YOUR GOAL -
Scan the lines below for the string "close" and copy every one that has it.

MATERIAL PROVIDED -
===

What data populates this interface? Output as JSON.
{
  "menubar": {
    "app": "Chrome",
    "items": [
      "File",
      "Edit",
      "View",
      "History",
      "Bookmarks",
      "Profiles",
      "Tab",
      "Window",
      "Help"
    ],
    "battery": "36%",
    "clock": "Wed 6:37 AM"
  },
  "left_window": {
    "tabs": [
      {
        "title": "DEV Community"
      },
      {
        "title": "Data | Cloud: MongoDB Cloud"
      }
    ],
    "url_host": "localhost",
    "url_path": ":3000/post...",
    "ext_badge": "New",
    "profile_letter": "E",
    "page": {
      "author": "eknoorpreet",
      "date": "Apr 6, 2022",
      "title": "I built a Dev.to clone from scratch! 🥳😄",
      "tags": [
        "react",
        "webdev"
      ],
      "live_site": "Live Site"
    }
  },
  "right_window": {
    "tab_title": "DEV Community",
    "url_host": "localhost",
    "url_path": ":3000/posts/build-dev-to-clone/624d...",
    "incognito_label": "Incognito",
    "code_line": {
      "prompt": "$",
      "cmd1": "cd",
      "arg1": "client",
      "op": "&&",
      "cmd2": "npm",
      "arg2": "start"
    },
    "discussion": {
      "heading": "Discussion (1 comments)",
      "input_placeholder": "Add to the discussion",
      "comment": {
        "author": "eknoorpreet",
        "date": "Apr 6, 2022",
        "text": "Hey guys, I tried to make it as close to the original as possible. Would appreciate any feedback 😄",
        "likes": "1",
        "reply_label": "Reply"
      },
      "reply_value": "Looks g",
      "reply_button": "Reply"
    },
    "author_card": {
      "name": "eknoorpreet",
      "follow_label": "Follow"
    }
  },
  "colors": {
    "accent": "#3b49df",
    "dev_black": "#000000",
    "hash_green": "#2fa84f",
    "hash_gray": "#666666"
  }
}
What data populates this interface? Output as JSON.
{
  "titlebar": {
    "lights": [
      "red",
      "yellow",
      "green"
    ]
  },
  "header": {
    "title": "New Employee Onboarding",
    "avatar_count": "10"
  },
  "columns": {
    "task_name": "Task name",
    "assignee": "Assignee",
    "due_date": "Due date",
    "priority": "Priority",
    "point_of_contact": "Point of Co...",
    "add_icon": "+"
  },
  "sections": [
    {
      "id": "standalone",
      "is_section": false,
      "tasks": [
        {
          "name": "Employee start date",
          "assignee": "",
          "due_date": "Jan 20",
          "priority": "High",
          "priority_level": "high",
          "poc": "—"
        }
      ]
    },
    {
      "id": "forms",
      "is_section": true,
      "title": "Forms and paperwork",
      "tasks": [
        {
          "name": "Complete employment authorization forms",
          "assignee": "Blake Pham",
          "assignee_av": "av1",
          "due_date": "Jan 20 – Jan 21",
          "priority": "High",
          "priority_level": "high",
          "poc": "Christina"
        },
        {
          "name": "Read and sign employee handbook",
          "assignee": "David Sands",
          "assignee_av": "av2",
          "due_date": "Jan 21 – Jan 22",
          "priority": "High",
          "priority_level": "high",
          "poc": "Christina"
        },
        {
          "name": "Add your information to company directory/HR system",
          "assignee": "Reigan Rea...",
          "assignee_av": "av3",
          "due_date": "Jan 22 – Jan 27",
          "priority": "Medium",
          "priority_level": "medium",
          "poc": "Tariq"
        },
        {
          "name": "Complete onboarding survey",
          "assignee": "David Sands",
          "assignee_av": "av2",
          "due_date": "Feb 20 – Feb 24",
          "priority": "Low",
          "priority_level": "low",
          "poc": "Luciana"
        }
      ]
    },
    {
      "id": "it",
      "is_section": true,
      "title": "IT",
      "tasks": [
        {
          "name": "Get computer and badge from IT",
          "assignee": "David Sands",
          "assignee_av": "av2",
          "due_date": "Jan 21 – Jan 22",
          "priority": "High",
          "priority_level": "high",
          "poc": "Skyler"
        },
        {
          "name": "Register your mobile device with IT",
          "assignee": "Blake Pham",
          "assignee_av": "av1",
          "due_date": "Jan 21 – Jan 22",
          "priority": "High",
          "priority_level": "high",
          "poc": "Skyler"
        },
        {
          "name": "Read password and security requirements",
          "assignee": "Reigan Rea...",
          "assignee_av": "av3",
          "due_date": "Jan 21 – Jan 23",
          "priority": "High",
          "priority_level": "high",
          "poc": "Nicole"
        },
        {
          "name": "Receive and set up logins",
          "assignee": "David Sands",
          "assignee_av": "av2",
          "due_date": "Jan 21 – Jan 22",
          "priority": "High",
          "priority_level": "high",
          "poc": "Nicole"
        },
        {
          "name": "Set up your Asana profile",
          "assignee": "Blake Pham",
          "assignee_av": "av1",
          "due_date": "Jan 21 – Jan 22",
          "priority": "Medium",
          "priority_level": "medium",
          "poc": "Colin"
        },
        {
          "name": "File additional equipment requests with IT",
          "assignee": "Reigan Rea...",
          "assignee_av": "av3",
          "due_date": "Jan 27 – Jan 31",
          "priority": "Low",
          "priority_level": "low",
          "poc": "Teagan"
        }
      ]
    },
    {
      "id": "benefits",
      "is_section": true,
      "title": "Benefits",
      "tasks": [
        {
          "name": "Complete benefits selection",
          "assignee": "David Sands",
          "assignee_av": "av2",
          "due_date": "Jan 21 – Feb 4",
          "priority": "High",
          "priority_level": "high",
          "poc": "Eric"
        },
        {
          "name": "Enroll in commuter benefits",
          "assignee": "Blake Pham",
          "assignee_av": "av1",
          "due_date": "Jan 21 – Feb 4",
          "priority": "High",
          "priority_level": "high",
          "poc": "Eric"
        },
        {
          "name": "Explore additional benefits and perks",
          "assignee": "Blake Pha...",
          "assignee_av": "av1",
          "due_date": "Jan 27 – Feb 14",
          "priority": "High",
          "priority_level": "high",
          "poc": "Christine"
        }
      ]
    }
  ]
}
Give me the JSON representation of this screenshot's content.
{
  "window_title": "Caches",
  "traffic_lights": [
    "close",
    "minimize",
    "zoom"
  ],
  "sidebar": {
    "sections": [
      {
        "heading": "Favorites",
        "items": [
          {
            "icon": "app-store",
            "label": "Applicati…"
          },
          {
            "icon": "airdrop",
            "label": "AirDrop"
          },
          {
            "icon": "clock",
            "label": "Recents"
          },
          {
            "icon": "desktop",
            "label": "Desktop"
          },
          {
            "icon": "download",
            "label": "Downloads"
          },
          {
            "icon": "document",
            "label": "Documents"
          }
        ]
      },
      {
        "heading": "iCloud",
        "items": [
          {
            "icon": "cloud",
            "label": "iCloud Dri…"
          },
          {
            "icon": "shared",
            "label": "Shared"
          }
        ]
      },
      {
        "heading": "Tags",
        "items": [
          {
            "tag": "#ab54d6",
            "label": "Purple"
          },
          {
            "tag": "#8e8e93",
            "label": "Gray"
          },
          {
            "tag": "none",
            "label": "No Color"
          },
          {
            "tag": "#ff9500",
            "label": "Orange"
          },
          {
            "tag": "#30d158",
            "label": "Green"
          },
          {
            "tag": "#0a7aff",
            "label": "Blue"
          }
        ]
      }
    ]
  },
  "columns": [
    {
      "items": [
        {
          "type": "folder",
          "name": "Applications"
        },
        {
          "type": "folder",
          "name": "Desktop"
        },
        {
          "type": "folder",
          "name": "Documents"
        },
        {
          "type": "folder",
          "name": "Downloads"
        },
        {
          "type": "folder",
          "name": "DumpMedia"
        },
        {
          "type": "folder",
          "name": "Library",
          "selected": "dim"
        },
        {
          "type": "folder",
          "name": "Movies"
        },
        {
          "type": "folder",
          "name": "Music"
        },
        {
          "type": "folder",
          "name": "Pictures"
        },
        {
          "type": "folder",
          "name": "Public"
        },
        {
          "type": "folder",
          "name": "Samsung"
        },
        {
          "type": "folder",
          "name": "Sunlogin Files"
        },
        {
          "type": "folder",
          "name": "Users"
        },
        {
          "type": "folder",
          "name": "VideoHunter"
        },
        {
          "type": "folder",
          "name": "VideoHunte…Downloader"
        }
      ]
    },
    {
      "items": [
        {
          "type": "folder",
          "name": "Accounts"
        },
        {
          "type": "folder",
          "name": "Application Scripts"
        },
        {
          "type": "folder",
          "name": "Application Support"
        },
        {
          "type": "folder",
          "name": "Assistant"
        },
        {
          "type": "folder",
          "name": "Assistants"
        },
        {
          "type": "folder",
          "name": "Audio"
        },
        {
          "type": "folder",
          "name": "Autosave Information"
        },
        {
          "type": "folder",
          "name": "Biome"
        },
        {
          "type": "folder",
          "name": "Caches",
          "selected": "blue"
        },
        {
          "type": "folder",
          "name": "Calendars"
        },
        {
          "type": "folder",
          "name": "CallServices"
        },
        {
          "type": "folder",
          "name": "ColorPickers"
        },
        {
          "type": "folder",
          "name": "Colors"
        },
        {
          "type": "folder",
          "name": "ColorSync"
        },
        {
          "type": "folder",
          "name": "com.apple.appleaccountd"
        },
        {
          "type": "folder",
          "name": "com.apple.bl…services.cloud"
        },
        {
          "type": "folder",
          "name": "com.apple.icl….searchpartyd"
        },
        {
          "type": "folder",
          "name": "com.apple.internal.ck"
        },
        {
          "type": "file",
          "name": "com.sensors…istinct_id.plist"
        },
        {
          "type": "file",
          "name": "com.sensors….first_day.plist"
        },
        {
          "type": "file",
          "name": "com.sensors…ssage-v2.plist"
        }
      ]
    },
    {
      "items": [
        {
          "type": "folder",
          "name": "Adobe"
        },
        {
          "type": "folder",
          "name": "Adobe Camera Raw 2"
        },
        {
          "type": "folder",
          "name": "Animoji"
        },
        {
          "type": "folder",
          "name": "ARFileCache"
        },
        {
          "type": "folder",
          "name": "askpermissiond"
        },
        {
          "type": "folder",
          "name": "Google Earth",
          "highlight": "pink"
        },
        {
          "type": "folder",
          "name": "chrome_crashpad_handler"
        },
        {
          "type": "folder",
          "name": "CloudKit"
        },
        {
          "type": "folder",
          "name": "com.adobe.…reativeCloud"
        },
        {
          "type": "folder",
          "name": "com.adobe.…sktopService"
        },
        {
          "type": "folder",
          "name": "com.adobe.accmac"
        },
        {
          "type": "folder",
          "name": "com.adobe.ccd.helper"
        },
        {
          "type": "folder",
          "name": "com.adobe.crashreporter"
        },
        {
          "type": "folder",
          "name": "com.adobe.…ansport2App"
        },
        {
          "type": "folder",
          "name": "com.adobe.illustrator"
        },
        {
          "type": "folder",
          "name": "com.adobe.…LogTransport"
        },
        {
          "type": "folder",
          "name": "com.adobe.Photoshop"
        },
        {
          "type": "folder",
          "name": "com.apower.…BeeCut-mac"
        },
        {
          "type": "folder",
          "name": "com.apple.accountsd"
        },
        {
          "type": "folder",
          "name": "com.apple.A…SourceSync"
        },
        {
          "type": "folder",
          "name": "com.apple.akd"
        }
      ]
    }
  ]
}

===

SOLUTION TO THE PROBLEM -
        "text": "Hey guys, I tried to make it as close to the original as possible. Would appreciate any feedback 😄",
    "close",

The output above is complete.